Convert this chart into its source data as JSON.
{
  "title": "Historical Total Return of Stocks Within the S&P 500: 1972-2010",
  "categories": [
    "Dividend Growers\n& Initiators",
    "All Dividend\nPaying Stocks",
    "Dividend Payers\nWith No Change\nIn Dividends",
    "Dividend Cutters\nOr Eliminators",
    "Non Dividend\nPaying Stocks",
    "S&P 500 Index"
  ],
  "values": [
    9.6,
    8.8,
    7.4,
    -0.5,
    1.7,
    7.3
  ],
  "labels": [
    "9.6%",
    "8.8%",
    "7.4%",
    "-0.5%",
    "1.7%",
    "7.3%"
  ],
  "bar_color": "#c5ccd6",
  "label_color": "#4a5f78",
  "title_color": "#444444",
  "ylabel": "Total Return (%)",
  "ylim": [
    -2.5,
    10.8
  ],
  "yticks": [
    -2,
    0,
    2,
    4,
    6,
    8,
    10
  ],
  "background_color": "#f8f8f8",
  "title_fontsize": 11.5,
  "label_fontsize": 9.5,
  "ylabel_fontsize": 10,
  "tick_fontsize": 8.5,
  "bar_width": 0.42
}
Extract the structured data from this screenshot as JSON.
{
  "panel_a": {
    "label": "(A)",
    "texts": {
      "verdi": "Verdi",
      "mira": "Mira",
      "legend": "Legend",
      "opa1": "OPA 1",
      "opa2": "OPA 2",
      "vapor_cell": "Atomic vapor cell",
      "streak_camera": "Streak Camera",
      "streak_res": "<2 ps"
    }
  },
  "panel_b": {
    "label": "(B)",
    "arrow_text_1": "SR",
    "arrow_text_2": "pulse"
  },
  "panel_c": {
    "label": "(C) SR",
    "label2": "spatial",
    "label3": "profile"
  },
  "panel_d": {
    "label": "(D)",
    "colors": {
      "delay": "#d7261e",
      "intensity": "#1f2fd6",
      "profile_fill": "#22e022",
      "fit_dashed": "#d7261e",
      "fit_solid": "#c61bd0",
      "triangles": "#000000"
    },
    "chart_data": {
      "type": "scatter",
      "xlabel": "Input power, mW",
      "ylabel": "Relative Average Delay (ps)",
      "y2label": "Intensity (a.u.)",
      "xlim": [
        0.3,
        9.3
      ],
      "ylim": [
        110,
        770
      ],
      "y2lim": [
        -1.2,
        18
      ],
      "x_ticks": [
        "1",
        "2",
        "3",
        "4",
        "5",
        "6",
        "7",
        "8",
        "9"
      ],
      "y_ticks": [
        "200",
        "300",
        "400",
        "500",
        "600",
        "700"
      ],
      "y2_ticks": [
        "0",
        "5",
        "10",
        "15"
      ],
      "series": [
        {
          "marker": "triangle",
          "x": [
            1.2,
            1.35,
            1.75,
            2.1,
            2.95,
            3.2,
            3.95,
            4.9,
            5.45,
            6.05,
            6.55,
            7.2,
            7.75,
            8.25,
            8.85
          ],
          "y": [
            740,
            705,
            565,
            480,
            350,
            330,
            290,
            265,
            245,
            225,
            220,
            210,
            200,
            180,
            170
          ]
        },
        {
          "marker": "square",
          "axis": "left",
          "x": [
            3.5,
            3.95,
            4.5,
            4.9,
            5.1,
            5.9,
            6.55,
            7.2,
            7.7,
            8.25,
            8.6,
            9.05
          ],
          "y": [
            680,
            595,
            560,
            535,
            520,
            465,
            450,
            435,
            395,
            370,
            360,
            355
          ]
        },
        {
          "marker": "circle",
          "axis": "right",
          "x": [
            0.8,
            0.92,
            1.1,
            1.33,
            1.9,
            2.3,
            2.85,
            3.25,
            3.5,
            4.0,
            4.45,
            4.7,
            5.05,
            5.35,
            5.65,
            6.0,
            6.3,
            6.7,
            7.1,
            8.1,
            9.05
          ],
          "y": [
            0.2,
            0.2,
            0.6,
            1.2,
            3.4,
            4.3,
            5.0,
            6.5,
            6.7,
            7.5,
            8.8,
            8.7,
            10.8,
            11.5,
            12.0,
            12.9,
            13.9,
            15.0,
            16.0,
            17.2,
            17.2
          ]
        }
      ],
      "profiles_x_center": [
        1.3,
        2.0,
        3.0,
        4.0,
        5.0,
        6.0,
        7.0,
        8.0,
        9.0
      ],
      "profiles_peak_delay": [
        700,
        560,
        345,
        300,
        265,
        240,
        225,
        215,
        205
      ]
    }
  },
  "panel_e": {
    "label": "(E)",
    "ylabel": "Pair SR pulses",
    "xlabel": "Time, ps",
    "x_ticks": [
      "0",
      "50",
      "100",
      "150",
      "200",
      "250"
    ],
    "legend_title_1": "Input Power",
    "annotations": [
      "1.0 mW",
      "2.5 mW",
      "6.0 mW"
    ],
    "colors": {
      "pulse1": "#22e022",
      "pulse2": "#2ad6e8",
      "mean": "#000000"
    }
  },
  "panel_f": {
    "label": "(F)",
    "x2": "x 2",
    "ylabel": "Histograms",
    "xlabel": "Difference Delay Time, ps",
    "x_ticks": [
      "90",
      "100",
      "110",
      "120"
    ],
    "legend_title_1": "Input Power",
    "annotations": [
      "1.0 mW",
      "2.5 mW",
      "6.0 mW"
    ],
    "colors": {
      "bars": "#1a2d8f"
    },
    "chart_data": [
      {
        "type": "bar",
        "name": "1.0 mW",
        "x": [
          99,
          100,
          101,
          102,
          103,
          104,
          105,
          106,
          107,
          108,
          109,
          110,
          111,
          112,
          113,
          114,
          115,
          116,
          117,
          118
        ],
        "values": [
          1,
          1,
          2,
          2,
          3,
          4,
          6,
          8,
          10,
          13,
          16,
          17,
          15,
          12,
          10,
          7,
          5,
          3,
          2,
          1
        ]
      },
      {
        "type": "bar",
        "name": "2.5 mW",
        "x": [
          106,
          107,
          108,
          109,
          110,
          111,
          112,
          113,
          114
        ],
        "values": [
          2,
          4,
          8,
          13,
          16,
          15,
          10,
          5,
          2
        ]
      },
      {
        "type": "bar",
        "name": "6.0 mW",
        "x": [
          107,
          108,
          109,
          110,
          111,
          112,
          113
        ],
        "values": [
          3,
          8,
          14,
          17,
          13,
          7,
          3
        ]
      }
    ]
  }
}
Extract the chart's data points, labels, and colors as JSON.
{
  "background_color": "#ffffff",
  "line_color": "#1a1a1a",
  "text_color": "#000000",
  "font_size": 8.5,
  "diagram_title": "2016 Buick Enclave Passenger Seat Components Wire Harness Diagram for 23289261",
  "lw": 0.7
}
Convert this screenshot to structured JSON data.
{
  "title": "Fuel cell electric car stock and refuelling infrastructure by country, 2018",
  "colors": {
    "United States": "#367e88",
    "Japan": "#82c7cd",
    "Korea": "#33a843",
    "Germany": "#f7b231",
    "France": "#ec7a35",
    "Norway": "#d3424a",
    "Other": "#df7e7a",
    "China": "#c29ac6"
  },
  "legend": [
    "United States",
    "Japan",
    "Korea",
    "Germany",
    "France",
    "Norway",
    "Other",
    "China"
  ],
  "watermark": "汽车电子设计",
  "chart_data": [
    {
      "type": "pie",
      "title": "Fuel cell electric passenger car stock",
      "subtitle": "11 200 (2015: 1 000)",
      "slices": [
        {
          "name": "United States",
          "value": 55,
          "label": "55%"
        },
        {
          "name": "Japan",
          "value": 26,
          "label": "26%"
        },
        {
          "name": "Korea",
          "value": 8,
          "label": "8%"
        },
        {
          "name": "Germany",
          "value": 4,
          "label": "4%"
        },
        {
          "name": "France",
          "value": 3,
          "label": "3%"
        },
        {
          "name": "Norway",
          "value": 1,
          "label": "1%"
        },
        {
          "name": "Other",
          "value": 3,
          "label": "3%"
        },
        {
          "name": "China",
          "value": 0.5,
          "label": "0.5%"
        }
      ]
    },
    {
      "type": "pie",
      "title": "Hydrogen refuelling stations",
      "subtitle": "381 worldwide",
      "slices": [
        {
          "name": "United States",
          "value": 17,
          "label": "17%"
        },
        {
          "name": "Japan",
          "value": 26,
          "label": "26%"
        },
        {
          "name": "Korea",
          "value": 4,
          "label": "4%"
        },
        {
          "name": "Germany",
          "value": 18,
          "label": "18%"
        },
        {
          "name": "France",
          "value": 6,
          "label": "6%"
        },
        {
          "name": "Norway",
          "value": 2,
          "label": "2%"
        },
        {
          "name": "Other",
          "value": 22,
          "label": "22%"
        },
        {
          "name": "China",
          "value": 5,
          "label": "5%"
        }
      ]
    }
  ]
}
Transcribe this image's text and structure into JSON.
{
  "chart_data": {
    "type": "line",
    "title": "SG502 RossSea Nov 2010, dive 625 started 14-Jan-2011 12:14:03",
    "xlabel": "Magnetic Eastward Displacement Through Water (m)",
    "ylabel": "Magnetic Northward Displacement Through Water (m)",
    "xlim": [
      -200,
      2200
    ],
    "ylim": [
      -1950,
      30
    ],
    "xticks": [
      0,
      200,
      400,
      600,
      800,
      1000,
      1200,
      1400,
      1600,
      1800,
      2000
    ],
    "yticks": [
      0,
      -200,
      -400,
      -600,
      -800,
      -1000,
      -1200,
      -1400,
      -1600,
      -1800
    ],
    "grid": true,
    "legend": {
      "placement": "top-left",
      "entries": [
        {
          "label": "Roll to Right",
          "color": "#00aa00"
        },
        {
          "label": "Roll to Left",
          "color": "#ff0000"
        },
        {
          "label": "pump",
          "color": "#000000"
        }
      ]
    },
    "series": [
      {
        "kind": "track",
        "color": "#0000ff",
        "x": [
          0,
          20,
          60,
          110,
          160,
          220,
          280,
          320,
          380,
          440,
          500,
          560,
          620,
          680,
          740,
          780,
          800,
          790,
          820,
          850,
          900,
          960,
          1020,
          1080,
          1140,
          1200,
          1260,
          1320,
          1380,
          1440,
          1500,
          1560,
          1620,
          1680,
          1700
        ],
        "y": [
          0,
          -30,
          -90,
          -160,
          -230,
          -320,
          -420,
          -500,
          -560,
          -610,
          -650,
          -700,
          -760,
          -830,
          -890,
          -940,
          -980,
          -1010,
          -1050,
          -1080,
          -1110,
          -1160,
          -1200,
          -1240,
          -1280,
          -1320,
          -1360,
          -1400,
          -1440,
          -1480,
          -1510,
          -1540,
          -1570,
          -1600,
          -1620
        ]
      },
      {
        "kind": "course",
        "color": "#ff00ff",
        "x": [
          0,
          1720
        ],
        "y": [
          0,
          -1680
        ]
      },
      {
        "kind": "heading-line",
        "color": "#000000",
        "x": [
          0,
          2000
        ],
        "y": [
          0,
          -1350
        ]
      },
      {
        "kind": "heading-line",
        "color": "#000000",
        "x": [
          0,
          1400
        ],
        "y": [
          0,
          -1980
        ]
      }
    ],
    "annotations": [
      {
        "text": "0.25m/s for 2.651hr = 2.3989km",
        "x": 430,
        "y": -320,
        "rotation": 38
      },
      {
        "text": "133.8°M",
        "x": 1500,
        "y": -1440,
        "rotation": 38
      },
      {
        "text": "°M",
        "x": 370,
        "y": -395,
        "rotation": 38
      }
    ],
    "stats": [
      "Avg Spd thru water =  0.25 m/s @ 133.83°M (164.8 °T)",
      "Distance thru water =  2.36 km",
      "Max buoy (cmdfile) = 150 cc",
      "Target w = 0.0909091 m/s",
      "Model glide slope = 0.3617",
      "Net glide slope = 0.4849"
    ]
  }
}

::::

◆ **WORK TO DO**
Show every line above in which the word "marker" occurs.

◆ **RESPONSE**
          "marker": "triangle",
          "marker": "square",
          "marker": "circle",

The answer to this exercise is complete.